**Goal of the exercise**
Identify and pull out each line of the entries in which "triangle" occurs.

**Data entries**

○ ○ ○ ○

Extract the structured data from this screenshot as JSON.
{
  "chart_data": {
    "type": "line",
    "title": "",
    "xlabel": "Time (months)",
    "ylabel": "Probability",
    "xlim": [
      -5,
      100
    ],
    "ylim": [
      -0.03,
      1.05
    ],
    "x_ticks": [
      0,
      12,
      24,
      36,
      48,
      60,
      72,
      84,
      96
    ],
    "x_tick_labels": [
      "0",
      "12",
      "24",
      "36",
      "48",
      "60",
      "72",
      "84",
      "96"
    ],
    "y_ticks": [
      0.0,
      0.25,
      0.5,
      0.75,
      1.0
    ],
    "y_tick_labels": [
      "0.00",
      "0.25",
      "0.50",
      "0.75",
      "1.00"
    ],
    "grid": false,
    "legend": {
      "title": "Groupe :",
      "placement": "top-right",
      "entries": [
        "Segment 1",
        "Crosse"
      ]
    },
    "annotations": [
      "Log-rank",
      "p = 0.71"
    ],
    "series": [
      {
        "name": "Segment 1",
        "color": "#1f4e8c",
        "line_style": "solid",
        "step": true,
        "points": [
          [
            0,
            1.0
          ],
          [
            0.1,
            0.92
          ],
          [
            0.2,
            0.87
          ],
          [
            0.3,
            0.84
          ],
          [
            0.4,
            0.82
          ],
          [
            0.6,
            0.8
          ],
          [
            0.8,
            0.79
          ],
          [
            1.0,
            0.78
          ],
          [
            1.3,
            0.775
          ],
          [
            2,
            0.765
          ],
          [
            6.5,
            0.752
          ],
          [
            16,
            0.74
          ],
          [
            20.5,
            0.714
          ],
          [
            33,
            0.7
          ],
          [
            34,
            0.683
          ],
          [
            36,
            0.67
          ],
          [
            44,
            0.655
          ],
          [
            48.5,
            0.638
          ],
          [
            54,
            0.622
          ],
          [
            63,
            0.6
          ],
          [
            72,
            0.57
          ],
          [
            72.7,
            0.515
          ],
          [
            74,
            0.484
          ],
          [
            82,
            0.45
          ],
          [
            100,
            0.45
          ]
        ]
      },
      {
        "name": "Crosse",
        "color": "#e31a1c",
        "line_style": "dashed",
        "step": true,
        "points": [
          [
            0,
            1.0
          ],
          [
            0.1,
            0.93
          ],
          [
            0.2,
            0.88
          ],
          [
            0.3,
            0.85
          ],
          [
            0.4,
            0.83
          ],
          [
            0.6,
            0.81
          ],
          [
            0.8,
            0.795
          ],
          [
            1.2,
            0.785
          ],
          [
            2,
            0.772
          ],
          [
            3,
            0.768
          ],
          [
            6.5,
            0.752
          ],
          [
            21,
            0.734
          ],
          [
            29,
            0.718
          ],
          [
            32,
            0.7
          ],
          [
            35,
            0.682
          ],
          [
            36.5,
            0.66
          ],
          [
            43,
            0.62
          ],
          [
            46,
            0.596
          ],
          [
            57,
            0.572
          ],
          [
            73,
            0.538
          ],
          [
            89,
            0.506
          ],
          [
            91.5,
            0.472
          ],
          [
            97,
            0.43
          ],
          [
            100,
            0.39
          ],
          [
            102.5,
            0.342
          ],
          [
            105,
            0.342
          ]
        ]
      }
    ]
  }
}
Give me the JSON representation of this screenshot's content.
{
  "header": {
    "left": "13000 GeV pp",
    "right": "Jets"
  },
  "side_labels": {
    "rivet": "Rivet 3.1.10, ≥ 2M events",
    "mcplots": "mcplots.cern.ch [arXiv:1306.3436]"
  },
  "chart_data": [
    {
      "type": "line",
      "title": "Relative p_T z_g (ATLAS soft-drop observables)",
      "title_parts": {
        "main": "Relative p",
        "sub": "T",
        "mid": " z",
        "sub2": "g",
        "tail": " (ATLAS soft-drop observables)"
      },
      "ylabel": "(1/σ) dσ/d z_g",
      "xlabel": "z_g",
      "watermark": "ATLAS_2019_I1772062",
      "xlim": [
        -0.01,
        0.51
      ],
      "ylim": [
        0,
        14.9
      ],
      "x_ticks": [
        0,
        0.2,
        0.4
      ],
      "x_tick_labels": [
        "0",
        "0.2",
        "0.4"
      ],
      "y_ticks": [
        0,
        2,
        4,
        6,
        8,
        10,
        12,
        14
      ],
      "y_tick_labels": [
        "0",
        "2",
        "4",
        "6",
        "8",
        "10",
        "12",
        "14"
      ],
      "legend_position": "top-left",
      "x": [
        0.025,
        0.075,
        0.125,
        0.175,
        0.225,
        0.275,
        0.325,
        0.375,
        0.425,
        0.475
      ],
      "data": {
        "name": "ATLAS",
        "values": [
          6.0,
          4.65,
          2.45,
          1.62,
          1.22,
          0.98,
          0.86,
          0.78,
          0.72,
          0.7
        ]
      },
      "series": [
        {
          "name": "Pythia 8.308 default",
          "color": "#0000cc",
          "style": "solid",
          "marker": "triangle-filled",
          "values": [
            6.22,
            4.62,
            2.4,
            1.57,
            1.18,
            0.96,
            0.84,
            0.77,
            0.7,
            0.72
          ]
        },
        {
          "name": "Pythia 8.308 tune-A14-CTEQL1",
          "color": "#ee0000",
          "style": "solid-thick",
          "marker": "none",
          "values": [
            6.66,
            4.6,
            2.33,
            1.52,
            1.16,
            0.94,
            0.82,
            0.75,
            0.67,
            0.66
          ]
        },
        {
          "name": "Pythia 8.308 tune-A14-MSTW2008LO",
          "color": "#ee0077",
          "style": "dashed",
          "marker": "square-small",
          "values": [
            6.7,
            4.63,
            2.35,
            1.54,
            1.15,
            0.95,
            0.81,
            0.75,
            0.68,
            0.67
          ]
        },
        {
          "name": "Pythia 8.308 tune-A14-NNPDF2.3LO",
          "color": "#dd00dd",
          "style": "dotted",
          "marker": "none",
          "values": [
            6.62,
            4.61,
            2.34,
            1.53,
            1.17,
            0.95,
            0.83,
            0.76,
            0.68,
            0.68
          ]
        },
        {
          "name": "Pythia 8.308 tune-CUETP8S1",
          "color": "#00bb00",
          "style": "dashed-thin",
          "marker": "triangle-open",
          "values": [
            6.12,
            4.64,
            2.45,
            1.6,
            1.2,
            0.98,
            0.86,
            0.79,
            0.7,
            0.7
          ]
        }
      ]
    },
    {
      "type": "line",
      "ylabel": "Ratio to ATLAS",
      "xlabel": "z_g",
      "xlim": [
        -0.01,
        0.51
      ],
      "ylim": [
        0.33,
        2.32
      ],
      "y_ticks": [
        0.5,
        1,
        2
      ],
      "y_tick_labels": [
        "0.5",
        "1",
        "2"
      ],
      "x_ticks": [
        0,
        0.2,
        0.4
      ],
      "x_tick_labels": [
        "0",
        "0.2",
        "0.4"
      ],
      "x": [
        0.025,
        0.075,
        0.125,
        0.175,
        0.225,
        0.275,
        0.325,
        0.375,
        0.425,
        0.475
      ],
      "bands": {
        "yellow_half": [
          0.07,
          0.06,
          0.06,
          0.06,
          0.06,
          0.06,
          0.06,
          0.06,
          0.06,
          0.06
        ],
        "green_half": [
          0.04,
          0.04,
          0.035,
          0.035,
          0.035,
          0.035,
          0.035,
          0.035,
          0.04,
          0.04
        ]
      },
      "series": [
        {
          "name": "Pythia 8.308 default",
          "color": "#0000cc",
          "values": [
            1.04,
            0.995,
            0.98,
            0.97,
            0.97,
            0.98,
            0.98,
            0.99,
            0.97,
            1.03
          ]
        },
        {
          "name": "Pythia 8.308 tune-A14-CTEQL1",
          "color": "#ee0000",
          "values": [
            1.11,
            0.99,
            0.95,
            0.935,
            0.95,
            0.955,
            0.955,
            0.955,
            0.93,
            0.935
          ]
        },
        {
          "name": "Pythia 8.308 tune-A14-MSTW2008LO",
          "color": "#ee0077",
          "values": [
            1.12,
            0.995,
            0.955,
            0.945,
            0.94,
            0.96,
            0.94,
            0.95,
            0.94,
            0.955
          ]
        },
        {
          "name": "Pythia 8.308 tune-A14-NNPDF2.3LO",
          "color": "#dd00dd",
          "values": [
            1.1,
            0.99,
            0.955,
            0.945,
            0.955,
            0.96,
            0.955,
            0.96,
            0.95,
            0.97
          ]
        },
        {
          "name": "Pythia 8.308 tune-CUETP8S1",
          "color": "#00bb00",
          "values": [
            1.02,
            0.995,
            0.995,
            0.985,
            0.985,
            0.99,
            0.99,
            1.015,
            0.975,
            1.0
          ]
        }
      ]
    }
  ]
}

○ ○ ○ ○

**Output of the exercise**
          "marker": "triangle-filled",
          "marker": "triangle-open",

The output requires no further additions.